■ Problem description ■
Scan the records for the string "positifs"; copy each line where it occurs.

■ Available data ■

---------------

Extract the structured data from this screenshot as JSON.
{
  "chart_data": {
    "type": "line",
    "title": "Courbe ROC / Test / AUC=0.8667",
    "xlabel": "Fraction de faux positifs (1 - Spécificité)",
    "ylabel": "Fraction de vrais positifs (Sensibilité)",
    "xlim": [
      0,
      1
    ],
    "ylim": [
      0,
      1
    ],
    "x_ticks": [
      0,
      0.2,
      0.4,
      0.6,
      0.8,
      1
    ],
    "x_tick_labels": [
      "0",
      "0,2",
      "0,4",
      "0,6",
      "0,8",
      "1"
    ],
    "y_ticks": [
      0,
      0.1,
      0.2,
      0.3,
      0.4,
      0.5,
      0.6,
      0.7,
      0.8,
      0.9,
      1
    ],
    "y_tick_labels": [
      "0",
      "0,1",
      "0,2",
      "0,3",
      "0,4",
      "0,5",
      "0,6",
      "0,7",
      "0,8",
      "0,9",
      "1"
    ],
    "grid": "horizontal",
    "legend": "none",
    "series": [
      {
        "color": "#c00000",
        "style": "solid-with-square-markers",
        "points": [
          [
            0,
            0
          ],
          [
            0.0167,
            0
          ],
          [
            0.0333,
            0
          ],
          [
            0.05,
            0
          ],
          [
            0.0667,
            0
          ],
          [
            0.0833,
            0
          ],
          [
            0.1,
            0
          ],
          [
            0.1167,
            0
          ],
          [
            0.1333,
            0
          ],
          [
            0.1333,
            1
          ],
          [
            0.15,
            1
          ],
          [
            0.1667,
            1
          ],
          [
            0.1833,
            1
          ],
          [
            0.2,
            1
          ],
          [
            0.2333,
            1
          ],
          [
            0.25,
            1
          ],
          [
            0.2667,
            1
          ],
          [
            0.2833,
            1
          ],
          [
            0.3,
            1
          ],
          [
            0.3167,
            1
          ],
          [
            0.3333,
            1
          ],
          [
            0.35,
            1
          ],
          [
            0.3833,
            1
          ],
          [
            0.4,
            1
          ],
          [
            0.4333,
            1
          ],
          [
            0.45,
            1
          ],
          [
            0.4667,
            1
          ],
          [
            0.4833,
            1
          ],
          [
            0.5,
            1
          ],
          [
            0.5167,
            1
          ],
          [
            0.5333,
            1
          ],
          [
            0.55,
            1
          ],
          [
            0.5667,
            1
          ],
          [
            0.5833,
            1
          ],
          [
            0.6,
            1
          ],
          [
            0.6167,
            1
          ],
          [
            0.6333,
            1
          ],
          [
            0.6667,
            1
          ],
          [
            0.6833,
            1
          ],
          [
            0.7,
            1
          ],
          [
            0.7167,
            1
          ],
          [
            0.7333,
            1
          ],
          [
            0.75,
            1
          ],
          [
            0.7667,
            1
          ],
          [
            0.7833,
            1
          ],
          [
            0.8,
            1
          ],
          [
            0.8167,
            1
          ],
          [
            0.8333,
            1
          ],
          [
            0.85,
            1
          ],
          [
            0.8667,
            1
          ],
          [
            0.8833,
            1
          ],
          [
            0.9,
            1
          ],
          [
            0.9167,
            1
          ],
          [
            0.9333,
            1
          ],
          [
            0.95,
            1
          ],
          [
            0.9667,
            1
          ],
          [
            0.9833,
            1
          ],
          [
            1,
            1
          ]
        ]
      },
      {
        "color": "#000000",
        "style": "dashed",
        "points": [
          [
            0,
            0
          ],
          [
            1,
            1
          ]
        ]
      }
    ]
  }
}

---------------

■ Output of the task ■
    "xlabel": "Fraction de faux positifs (1 - Spécificité)",
    "ylabel": "Fraction de vrais positifs (Sensibilité)",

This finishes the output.